TO BE DONE: Extract all lines containing "powstałych".

□ □ □

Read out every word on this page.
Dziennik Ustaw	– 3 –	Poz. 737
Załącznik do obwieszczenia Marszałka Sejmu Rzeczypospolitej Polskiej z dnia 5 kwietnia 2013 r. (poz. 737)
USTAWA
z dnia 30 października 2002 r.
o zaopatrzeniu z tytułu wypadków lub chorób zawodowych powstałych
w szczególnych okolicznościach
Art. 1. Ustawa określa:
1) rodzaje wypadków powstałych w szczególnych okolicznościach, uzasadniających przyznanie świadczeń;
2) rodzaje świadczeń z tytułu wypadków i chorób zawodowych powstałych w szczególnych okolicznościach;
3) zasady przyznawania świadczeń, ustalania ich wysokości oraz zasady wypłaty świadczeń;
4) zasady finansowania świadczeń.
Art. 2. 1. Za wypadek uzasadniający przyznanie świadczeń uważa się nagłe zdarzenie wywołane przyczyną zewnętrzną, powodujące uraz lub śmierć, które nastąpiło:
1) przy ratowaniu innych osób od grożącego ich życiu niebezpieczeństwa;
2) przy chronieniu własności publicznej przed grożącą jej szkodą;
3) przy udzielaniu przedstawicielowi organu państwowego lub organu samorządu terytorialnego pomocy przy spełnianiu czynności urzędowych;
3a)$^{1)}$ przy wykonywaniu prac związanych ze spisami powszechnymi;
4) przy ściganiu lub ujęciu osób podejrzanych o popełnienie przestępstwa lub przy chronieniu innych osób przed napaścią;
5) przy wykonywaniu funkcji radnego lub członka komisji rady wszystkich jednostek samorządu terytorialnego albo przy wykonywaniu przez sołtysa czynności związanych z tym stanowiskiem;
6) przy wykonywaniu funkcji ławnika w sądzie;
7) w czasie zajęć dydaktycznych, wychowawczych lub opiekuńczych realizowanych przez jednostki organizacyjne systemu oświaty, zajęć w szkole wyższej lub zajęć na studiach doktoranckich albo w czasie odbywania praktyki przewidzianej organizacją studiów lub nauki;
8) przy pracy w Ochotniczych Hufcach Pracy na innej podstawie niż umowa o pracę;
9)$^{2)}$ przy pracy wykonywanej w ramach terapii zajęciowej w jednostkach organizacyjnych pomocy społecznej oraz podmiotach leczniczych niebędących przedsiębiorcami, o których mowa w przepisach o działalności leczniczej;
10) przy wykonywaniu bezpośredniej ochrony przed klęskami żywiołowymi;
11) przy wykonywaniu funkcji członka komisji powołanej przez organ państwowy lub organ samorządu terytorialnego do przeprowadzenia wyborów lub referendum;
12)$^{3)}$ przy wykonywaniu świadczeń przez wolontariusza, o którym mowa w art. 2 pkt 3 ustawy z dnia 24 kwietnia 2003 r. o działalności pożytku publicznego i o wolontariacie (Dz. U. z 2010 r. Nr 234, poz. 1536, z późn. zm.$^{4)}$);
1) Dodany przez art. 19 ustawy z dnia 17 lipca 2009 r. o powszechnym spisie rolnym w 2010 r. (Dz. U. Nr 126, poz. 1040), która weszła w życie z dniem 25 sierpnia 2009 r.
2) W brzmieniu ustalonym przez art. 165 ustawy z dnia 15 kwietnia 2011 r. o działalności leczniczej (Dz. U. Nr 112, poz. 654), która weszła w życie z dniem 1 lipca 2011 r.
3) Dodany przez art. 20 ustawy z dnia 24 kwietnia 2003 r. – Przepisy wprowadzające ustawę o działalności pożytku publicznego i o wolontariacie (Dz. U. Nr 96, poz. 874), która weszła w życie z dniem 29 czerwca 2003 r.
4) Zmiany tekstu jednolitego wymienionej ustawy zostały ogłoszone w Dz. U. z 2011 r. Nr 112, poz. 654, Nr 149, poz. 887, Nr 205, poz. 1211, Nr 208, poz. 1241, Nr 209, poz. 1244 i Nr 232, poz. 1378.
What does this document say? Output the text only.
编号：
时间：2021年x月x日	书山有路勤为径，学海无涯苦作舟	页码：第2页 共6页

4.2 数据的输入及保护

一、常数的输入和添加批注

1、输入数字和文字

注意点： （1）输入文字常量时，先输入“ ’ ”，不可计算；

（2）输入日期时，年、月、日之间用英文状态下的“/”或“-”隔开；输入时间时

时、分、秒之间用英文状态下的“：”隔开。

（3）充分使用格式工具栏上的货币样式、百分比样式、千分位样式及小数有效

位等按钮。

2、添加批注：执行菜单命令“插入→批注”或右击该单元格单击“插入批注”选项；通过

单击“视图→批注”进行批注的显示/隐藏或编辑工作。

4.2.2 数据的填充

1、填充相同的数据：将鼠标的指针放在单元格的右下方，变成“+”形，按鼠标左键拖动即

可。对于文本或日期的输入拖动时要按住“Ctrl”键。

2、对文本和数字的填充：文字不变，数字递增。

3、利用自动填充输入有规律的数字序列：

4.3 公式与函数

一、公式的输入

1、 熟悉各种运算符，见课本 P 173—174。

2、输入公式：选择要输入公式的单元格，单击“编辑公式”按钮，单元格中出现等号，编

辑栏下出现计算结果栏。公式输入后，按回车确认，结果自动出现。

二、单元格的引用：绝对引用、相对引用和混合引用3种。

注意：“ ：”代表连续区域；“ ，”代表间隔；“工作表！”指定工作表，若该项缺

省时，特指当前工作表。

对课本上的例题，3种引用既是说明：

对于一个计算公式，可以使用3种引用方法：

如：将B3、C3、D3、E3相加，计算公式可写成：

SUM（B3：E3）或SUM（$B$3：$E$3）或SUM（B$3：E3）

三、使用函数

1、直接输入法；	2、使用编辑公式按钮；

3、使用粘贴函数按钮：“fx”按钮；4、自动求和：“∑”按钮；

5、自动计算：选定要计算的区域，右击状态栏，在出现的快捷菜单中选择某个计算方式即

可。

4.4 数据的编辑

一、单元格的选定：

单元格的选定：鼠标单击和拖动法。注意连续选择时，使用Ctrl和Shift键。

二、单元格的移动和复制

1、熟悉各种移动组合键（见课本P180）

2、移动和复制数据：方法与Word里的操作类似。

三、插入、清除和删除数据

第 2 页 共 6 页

□ □ □

OUTPUT OF THE TASK:
o zaopatrzeniu z tytułu wypadków lub chorób zawodowych powstałych
1) rodzaje wypadków powstałych w szczególnych okolicznościach, uzasadniających przyznanie świadczeń;
2) rodzaje świadczeń z tytułu wypadków i chorób zawodowych powstałych w szczególnych okolicznościach;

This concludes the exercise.